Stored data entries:
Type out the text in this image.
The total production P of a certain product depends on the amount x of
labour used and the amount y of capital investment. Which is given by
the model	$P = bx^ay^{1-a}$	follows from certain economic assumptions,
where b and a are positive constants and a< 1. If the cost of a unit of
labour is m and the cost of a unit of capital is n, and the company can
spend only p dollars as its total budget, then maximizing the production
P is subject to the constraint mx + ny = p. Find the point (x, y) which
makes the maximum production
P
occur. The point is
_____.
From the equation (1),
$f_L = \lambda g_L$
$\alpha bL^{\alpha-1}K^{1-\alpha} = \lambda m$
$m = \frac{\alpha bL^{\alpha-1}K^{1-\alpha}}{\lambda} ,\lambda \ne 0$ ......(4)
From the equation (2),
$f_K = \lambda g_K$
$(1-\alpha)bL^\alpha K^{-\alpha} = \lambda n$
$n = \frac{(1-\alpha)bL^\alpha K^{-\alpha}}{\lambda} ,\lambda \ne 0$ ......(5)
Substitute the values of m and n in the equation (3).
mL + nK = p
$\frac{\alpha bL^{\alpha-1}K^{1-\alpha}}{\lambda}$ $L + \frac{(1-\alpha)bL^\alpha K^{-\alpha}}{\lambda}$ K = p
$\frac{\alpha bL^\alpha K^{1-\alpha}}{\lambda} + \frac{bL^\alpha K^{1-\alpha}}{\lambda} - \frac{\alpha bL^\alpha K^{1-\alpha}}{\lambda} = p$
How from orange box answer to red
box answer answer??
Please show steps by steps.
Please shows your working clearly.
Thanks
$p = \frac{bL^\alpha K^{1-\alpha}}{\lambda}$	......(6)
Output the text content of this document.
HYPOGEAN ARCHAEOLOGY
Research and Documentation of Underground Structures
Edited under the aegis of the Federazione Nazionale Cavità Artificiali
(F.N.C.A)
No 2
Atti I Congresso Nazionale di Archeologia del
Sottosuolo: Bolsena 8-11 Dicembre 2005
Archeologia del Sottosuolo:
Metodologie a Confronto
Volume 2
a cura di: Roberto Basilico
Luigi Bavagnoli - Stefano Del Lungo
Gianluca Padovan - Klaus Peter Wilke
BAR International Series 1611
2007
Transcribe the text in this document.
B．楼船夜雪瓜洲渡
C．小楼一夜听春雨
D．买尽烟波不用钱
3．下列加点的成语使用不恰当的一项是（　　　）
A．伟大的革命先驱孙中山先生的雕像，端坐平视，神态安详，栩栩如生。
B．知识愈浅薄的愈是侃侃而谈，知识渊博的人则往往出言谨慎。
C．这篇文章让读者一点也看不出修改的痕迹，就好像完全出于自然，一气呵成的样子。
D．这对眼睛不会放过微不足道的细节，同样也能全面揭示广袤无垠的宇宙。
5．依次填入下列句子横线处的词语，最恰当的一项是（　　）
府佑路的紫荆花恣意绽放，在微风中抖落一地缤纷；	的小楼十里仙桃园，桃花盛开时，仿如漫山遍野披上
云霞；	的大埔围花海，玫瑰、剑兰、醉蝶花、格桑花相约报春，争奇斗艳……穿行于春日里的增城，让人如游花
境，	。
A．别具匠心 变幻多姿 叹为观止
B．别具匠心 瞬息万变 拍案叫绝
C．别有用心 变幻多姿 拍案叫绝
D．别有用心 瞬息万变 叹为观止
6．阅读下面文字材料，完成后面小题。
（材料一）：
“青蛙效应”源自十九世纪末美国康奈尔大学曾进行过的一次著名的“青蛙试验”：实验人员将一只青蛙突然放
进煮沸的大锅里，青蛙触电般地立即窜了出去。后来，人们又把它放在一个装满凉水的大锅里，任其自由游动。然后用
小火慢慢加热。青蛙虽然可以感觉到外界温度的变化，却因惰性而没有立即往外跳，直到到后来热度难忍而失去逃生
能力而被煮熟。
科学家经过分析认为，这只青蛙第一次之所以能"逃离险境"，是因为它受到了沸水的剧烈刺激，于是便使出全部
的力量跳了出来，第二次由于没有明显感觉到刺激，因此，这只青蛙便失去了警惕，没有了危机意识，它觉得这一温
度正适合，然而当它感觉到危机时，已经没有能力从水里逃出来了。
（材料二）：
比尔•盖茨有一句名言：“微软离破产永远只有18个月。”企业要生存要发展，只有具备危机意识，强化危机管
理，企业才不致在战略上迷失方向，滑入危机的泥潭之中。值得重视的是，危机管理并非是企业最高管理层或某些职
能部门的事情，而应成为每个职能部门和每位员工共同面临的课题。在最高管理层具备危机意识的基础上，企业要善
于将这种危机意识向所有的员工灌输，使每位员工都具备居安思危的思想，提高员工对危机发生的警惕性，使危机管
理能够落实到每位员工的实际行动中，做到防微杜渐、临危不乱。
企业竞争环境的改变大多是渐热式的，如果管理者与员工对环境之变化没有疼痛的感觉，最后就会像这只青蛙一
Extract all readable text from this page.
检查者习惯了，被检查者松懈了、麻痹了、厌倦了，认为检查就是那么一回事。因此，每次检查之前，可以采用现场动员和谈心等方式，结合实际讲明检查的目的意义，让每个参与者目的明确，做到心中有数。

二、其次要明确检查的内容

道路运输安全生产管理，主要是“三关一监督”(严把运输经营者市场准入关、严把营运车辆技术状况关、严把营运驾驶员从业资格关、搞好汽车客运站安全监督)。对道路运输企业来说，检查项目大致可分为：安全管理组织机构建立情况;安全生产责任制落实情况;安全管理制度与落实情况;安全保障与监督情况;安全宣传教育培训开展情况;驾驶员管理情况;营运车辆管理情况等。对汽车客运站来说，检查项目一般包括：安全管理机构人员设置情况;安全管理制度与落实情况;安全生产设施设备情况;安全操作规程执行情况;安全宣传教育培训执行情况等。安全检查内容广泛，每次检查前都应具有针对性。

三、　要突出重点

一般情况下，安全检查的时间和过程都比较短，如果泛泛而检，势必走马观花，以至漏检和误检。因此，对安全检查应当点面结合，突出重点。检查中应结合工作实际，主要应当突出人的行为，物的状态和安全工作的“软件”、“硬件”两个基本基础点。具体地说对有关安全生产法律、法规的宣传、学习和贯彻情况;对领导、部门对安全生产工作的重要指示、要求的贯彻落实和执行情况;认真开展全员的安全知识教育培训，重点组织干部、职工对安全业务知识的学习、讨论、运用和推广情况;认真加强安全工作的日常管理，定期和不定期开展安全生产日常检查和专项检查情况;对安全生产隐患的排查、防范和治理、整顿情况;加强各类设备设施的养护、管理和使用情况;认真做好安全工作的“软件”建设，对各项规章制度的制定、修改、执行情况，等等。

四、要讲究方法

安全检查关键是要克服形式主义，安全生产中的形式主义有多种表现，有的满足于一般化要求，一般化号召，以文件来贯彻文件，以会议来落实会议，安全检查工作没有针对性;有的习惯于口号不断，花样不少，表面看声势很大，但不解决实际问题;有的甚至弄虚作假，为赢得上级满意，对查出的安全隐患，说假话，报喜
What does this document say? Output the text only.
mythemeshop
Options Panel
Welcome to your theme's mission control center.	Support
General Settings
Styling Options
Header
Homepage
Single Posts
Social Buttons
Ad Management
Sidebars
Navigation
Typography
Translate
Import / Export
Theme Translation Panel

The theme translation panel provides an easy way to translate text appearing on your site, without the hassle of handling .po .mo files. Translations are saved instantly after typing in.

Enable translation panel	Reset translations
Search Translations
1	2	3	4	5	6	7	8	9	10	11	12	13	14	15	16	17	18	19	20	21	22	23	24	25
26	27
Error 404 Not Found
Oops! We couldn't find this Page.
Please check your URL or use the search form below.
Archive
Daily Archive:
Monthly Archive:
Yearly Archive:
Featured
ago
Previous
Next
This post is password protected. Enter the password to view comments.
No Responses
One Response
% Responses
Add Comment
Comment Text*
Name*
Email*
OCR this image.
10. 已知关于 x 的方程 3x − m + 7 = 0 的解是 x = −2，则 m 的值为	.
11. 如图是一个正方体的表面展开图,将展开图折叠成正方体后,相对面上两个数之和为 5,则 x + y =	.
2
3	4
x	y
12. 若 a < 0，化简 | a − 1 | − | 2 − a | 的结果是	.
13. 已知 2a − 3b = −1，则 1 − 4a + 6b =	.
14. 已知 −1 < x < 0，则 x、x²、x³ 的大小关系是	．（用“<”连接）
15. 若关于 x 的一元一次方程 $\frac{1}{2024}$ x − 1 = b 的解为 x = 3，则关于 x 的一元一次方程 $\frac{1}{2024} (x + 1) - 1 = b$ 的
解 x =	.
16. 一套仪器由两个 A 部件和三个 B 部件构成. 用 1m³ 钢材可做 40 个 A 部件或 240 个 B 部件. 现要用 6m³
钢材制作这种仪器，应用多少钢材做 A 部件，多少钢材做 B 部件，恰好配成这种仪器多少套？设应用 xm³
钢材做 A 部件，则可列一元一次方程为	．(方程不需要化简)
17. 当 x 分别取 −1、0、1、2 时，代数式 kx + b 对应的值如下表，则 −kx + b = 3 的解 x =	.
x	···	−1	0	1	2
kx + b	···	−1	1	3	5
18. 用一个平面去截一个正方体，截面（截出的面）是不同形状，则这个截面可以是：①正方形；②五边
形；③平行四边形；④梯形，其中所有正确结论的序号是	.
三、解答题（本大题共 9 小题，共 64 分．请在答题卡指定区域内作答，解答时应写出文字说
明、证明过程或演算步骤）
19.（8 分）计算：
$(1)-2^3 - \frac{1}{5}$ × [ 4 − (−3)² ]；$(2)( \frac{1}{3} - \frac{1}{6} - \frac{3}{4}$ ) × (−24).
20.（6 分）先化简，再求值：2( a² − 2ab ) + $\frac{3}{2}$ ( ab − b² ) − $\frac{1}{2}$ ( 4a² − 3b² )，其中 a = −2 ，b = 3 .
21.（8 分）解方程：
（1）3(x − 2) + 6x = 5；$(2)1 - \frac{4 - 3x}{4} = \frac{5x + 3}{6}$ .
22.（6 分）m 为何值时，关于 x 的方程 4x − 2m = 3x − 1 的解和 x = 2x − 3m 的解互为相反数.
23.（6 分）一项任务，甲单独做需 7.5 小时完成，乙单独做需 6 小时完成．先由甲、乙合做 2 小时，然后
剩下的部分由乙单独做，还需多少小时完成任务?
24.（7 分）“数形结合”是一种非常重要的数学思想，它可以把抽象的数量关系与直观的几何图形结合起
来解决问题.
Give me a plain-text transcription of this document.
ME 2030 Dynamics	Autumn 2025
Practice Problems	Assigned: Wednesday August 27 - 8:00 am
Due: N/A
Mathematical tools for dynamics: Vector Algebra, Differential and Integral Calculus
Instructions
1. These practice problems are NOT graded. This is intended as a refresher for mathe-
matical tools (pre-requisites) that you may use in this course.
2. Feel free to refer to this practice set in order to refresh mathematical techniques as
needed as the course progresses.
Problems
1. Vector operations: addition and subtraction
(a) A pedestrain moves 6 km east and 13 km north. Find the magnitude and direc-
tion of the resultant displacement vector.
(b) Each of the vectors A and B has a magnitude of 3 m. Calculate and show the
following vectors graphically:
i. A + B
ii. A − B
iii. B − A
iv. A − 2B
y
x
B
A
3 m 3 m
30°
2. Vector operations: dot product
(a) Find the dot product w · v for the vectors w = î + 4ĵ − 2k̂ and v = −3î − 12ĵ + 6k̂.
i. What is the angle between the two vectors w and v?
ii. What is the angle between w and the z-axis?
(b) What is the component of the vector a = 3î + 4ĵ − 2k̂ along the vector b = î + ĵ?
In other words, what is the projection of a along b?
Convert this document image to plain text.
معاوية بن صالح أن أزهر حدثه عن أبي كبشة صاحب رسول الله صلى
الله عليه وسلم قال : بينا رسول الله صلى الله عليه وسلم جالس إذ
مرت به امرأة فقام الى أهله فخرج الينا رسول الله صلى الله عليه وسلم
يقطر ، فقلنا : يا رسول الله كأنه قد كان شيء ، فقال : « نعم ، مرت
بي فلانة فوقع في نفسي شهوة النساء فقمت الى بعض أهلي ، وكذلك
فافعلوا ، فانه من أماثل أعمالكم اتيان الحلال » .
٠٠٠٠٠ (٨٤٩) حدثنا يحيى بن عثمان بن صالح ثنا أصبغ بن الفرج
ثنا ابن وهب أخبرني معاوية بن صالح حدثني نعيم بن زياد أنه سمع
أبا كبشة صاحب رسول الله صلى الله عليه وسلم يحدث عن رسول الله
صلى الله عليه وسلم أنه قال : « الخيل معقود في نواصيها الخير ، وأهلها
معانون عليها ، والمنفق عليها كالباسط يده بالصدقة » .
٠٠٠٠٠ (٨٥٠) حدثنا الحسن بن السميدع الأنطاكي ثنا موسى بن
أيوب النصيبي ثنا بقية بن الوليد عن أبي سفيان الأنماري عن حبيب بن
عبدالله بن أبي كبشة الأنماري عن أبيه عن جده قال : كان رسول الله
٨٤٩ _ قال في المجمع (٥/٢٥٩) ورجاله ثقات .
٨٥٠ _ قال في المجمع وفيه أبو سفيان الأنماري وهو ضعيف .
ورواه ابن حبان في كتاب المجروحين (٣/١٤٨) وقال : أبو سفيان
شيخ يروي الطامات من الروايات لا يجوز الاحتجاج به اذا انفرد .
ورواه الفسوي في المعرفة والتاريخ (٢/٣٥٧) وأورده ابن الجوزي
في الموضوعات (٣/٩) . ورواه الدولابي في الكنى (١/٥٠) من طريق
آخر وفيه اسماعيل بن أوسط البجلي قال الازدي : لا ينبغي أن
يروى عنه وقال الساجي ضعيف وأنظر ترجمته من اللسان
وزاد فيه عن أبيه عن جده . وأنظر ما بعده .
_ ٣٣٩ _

Instructions to follow: Find each line holding the string "معاوية" and copy it out.

Written solution:
معاوية بن صالح أن أزهر حدثه عن أبي كبشة صاحب رسول الله صلى
ثنا ابن وهب أخبرني معاوية بن صالح حدثني نعيم بن زياد أنه سمع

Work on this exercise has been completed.